> Supplied records

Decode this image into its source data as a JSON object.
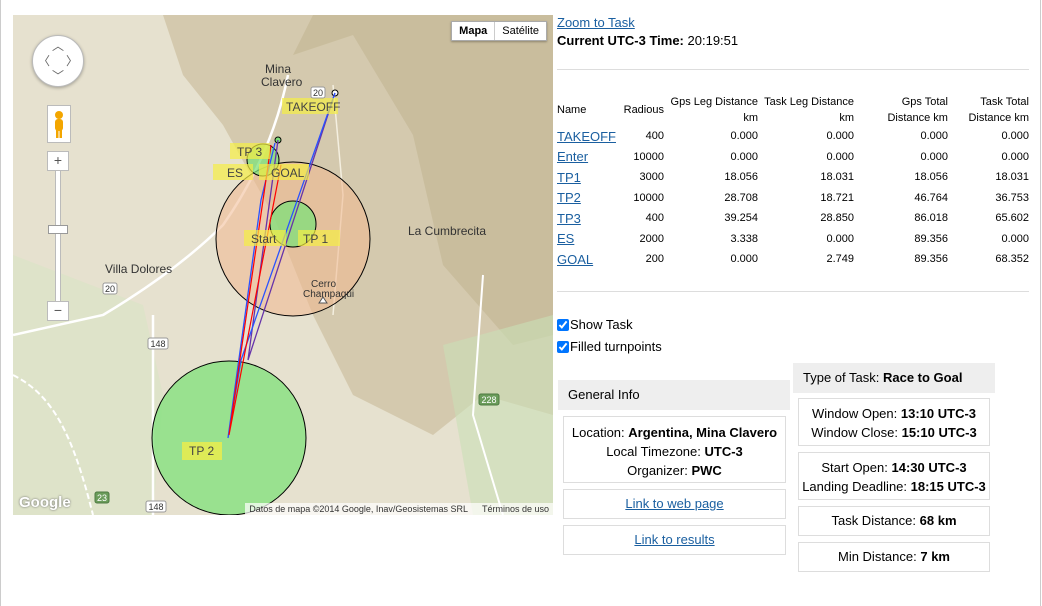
{
  "map": {
    "type_buttons": [
      "Mapa",
      "Satélite"
    ],
    "active_type": "Mapa",
    "labels": {
      "town_top": [
        "Mina",
        "Clavero"
      ],
      "villa_dolores": "Villa Dolores",
      "la_cumbrecita": "La Cumbrecita",
      "cerro": [
        "Cerro",
        "Champaqui"
      ]
    },
    "road_shields": [
      "20",
      "20",
      "148",
      "148",
      "228",
      "23"
    ],
    "turnpoint_labels": [
      "TAKEOFF",
      "TP 3",
      "ES",
      "GOAL",
      "Start",
      "TP 1",
      "TP 2"
    ],
    "brand": "Google",
    "attribution": "Datos de mapa ©2014 Google, Inav/Geosistemas SRL",
    "terms": "Términos de uso",
    "colors": {
      "cylinder_green": "#7fe07a",
      "cylinder_orange": "#f0b890",
      "label_yellow": "#f5ee44",
      "route_red": "#ff0000",
      "route_blue": "#2a52ff",
      "route_purple": "#6633aa"
    }
  },
  "panel": {
    "zoom_link": "Zoom to Task",
    "current_time_label": "Current UTC-3 Time:",
    "current_time_value": "20:19:51",
    "columns": [
      "Name",
      "Radious",
      "Gps Leg Distance km",
      "Task Leg Distance km",
      "Gps Total Distance km",
      "Task Total Distance km"
    ],
    "rows": [
      {
        "name": "TAKEOFF",
        "radius": "400",
        "gps_leg": "0.000",
        "task_leg": "0.000",
        "gps_total": "0.000",
        "task_total": "0.000"
      },
      {
        "name": "Enter",
        "radius": "10000",
        "gps_leg": "0.000",
        "task_leg": "0.000",
        "gps_total": "0.000",
        "task_total": "0.000"
      },
      {
        "name": "TP1",
        "radius": "3000",
        "gps_leg": "18.056",
        "task_leg": "18.031",
        "gps_total": "18.056",
        "task_total": "18.031"
      },
      {
        "name": "TP2",
        "radius": "10000",
        "gps_leg": "28.708",
        "task_leg": "18.721",
        "gps_total": "46.764",
        "task_total": "36.753"
      },
      {
        "name": "TP3",
        "radius": "400",
        "gps_leg": "39.254",
        "task_leg": "28.850",
        "gps_total": "86.018",
        "task_total": "65.602"
      },
      {
        "name": "ES",
        "radius": "2000",
        "gps_leg": "3.338",
        "task_leg": "0.000",
        "gps_total": "89.356",
        "task_total": "0.000"
      },
      {
        "name": "GOAL",
        "radius": "200",
        "gps_leg": "0.000",
        "task_leg": "2.749",
        "gps_total": "89.356",
        "task_total": "68.352"
      }
    ],
    "show_task": {
      "label": "Show Task",
      "checked": true
    },
    "filled_turnpoints": {
      "label": "Filled turnpoints",
      "checked": true
    },
    "general_info_title": "General Info",
    "location_label": "Location:",
    "location_value": "Argentina, Mina Clavero",
    "timezone_label": "Local Timezone:",
    "timezone_value": "UTC-3",
    "organizer_label": "Organizer:",
    "organizer_value": "PWC",
    "web_link": "Link to web page",
    "results_link": "Link to results",
    "task_type_label": "Type of Task:",
    "task_type_value": "Race to Goal",
    "window_open_label": "Window Open:",
    "window_open_value": "13:10 UTC-3",
    "window_close_label": "Window Close:",
    "window_close_value": "15:10 UTC-3",
    "start_open_label": "Start Open:",
    "start_open_value": "14:30 UTC-3",
    "landing_label": "Landing Deadline:",
    "landing_value": "18:15 UTC-3",
    "task_distance_label": "Task Distance:",
    "task_distance_value": "68 km",
    "min_distance_label": "Min Distance:",
    "min_distance_value": "7 km"
  }
}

> Written task
Quote the preceding listing precisely and completely, omitting its images.

> Completed task
Decode this image into its source data as a JSON object.
{
  "map": {
    "type_buttons": [
      "Mapa",
      "Satélite"
    ],
    "active_type": "Mapa",
    "labels": {
      "town_top": [
        "Mina",
        "Clavero"
      ],
      "villa_dolores": "Villa Dolores",
      "la_cumbrecita": "La Cumbrecita",
      "cerro": [
        "Cerro",
        "Champaqui"
      ]
    },
    "road_shields": [
      "20",
      "20",
      "148",
      "148",
      "228",
      "23"
    ],
    "turnpoint_labels": [
      "TAKEOFF",
      "TP 3",
      "ES",
      "GOAL",
      "Start",
      "TP 1",
      "TP 2"
    ],
    "brand": "Google",
    "attribution": "Datos de mapa ©2014 Google, Inav/Geosistemas SRL",
    "terms": "Términos de uso",
    "colors": {
      "cylinder_green": "#7fe07a",
      "cylinder_orange": "#f0b890",
      "label_yellow": "#f5ee44",
      "route_red": "#ff0000",
      "route_blue": "#2a52ff",
      "route_purple": "#6633aa"
    }
  },
  "panel": {
    "zoom_link": "Zoom to Task",
    "current_time_label": "Current UTC-3 Time:",
    "current_time_value": "20:19:51",
    "columns": [
      "Name",
      "Radious",
      "Gps Leg Distance km",
      "Task Leg Distance km",
      "Gps Total Distance km",
      "Task Total Distance km"
    ],
    "rows": [
      {
        "name": "TAKEOFF",
        "radius": "400",
        "gps_leg": "0.000",
        "task_leg": "0.000",
        "gps_total": "0.000",
        "task_total": "0.000"
      },
      {
        "name": "Enter",
        "radius": "10000",
        "gps_leg": "0.000",
        "task_leg": "0.000",
        "gps_total": "0.000",
        "task_total": "0.000"
      },
      {
        "name": "TP1",
        "radius": "3000",
        "gps_leg": "18.056",
        "task_leg": "18.031",
        "gps_total": "18.056",
        "task_total": "18.031"
      },
      {
        "name": "TP2",
        "radius": "10000",
        "gps_leg": "28.708",
        "task_leg": "18.721",
        "gps_total": "46.764",
        "task_total": "36.753"
      },
      {
        "name": "TP3",
        "radius": "400",
        "gps_leg": "39.254",
        "task_leg": "28.850",
        "gps_total": "86.018",
        "task_total": "65.602"
      },
      {
        "name": "ES",
        "radius": "2000",
        "gps_leg": "3.338",
        "task_leg": "0.000",
        "gps_total": "89.356",
        "task_total": "0.000"
      },
      {
        "name": "GOAL",
        "radius": "200",
        "gps_leg": "0.000",
        "task_leg": "2.749",
        "gps_total": "89.356",
        "task_total": "68.352"
      }
    ],
    "show_task": {
      "label": "Show Task",
      "checked": true
    },
    "filled_turnpoints": {
      "label": "Filled turnpoints",
      "checked": true
    },
    "general_info_title": "General Info",
    "location_label": "Location:",
    "location_value": "Argentina, Mina Clavero",
    "timezone_label": "Local Timezone:",
    "timezone_value": "UTC-3",
    "organizer_label": "Organizer:",
    "organizer_value": "PWC",
    "web_link": "Link to web page",
    "results_link": "Link to results",
    "task_type_label": "Type of Task:",
    "task_type_value": "Race to Goal",
    "window_open_label": "Window Open:",
    "window_open_value": "13:10 UTC-3",
    "window_close_label": "Window Close:",
    "window_close_value": "15:10 UTC-3",
    "start_open_label": "Start Open:",
    "start_open_value": "14:30 UTC-3",
    "landing_label": "Landing Deadline:",
    "landing_value": "18:15 UTC-3",
    "task_distance_label": "Task Distance:",
    "task_distance_value": "68 km",
    "min_distance_label": "Min Distance:",
    "min_distance_value": "7 km"
  }
}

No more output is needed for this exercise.